Copy out every record precisely.

[Some records]
************
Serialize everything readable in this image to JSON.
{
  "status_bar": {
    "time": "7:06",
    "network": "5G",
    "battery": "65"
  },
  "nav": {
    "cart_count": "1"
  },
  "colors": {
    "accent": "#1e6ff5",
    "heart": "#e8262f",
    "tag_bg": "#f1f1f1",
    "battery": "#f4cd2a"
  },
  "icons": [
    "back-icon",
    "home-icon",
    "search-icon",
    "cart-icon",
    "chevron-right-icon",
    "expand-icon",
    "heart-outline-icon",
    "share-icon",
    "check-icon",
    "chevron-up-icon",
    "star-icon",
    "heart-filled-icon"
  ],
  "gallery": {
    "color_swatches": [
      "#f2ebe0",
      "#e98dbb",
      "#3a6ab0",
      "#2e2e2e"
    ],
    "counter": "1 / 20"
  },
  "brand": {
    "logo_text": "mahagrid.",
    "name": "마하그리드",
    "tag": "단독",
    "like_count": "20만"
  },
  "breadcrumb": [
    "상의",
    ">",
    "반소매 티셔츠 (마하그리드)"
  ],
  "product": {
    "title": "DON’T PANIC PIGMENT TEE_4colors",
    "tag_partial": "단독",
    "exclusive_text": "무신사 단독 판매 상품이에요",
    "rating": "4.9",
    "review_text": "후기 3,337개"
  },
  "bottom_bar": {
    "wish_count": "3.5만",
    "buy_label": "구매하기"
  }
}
************
**Answer in full**.
Serialize everything readable in this image to JSON.
{
  "status_bar": {
    "time": "7:06",
    "network": "5G",
    "battery": "65"
  },
  "nav": {
    "cart_count": "1"
  },
  "colors": {
    "accent": "#1e6ff5",
    "heart": "#e8262f",
    "tag_bg": "#f1f1f1",
    "battery": "#f4cd2a"
  },
  "icons": [
    "back-icon",
    "home-icon",
    "search-icon",
    "cart-icon",
    "chevron-right-icon",
    "expand-icon",
    "heart-outline-icon",
    "share-icon",
    "check-icon",
    "chevron-up-icon",
    "star-icon",
    "heart-filled-icon"
  ],
  "gallery": {
    "color_swatches": [
      "#f2ebe0",
      "#e98dbb",
      "#3a6ab0",
      "#2e2e2e"
    ],
    "counter": "1 / 20"
  },
  "brand": {
    "logo_text": "mahagrid.",
    "name": "마하그리드",
    "tag": "단독",
    "like_count": "20만"
  },
  "breadcrumb": [
    "상의",
    ">",
    "반소매 티셔츠 (마하그리드)"
  ],
  "product": {
    "title": "DON’T PANIC PIGMENT TEE_4colors",
    "tag_partial": "단독",
    "exclusive_text": "무신사 단독 판매 상품이에요",
    "rating": "4.9",
    "review_text": "후기 3,337개"
  },
  "bottom_bar": {
    "wish_count": "3.5만",
    "buy_label": "구매하기"
  }
}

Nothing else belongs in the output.